→ **WORK REQUIRED**: Check every line of the entries for "甲方同意无息借款给乙方", and copy the lines that hold it.

________________________

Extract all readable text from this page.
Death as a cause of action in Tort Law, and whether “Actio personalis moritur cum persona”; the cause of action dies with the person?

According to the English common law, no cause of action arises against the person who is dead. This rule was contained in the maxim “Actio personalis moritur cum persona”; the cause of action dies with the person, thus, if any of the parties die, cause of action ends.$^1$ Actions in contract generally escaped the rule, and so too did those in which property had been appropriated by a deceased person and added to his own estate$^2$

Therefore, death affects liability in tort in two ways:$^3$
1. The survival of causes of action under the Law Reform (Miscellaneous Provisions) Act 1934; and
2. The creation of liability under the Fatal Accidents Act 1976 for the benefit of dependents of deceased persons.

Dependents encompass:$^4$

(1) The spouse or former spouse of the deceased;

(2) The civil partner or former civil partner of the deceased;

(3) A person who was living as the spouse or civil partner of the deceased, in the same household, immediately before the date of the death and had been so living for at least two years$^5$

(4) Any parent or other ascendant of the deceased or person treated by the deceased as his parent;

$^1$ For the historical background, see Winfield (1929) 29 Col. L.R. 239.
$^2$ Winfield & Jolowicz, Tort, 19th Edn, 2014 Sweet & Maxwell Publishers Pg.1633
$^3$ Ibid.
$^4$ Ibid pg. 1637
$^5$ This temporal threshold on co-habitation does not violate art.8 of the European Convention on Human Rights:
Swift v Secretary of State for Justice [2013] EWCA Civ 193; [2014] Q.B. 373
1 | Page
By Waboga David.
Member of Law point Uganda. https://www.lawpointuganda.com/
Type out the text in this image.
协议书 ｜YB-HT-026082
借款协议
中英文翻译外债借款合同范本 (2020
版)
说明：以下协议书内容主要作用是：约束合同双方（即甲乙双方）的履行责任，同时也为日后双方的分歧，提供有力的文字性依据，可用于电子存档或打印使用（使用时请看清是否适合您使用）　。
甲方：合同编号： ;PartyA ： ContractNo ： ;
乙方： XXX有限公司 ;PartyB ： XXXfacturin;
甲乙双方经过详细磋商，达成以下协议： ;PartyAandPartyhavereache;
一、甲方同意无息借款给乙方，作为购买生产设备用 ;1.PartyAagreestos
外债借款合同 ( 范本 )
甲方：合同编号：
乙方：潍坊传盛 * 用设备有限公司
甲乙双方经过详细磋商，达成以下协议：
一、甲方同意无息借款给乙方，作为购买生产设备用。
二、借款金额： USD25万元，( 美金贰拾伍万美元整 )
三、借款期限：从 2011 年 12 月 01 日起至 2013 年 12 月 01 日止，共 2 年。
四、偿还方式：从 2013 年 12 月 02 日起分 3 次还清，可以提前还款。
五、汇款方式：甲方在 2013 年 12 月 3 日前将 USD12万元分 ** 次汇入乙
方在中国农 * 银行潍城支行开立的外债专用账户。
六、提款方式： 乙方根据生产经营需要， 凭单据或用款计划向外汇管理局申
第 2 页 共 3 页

________________________

→ **COMPLETE ANSWER**:
一、甲方同意无息借款给乙方，作为购买生产设备用 ;1.PartyAagreestos
一、甲方同意无息借款给乙方，作为购买生产设备用。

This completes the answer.